- _REQUIREMENT_
Check every line of the material below for the string "Sample", and return the ones that have it.

- _RECORDS SHOWN_
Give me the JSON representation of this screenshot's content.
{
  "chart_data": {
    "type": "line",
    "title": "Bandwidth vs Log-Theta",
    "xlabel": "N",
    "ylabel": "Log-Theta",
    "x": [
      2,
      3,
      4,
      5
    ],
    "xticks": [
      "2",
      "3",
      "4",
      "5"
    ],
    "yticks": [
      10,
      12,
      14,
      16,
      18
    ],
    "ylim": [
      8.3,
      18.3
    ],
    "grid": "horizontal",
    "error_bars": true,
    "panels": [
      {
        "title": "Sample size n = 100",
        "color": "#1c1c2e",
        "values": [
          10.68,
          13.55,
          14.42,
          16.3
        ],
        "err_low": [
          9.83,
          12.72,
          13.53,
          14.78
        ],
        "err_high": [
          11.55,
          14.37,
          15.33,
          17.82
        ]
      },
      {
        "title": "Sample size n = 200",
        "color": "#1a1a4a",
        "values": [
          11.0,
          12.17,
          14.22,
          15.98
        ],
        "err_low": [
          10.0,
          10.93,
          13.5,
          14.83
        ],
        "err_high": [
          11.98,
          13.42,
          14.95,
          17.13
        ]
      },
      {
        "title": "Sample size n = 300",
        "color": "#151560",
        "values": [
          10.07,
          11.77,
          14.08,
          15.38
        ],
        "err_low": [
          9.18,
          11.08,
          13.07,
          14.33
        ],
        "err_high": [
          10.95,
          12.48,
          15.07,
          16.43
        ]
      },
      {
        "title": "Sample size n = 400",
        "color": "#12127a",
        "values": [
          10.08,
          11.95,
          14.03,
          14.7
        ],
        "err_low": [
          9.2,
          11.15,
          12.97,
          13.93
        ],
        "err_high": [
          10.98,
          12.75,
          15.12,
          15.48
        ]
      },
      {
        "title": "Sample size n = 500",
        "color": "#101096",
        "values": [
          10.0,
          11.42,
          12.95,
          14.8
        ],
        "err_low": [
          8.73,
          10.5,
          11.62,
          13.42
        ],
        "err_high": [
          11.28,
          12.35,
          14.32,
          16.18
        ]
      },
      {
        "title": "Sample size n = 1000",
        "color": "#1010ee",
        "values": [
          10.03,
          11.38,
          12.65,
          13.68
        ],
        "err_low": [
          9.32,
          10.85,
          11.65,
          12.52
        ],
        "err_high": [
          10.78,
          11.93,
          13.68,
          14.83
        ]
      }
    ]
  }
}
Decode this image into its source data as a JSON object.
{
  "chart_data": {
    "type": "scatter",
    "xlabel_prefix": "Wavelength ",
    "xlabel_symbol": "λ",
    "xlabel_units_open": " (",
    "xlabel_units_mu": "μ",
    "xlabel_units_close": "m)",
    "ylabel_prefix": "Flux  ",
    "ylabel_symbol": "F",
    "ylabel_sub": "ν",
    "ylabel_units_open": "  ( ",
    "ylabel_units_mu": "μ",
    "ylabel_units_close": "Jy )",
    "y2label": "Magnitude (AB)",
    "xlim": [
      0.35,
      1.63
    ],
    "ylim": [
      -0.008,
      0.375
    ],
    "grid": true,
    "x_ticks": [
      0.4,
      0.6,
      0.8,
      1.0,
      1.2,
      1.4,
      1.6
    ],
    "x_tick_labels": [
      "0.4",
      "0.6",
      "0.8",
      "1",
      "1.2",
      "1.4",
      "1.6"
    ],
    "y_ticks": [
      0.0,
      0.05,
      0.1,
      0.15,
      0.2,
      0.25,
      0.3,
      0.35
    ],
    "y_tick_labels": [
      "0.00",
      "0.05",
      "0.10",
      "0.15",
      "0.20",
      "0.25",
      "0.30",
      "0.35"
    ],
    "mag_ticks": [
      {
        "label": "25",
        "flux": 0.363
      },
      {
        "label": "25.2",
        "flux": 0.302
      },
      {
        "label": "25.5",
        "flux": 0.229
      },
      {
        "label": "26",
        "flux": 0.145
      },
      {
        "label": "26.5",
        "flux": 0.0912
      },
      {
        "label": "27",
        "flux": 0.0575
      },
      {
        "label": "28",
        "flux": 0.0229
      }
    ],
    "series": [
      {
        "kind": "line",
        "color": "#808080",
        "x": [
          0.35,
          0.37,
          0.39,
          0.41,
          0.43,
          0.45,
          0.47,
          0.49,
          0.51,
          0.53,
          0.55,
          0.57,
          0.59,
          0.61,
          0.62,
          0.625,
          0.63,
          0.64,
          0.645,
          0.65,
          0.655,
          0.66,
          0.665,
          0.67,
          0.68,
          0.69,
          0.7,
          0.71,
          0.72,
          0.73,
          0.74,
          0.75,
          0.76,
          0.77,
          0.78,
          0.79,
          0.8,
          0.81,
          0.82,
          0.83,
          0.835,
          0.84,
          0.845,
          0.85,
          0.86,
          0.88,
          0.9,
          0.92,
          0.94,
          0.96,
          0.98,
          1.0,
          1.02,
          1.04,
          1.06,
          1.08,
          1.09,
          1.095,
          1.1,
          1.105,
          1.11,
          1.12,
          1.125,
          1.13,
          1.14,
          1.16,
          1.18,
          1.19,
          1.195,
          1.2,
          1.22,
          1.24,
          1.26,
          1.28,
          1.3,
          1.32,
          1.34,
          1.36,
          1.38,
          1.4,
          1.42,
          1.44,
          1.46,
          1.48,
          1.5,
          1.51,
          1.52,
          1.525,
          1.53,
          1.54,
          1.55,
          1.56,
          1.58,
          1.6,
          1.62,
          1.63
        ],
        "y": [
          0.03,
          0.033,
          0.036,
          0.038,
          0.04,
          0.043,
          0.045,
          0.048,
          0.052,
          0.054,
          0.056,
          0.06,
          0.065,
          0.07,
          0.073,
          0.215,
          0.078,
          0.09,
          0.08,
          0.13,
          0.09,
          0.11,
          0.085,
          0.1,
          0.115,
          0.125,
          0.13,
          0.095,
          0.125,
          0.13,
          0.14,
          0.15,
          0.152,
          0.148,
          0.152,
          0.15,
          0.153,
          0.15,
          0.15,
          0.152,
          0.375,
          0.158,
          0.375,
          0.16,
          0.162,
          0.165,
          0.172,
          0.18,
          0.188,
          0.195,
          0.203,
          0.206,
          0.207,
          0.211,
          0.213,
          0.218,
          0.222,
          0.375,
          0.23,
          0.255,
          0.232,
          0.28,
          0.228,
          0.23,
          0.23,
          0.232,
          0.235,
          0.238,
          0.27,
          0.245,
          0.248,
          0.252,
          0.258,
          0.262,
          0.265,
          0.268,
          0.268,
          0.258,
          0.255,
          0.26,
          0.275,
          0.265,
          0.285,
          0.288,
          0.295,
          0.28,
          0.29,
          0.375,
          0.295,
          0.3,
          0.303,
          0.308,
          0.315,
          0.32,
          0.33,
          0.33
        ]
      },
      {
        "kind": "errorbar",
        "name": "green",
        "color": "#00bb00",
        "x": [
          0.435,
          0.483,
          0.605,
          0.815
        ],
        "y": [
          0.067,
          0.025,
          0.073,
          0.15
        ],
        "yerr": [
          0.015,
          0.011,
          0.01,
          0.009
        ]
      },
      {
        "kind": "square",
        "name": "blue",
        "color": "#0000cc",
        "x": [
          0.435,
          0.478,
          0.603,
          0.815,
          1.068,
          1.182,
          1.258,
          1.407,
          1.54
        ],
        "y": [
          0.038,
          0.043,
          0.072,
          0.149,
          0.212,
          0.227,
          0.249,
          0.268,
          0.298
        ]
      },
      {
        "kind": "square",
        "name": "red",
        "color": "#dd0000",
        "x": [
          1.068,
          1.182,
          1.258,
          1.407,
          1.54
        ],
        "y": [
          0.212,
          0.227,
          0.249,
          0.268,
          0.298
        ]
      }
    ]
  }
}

- _OUTPUT FOR THIS TASK_
        "title": "Sample size n = 100",
        "title": "Sample size n = 200",
        "title": "Sample size n = 300",
        "title": "Sample size n = 400",
        "title": "Sample size n = 500",
        "title": "Sample size n = 1000",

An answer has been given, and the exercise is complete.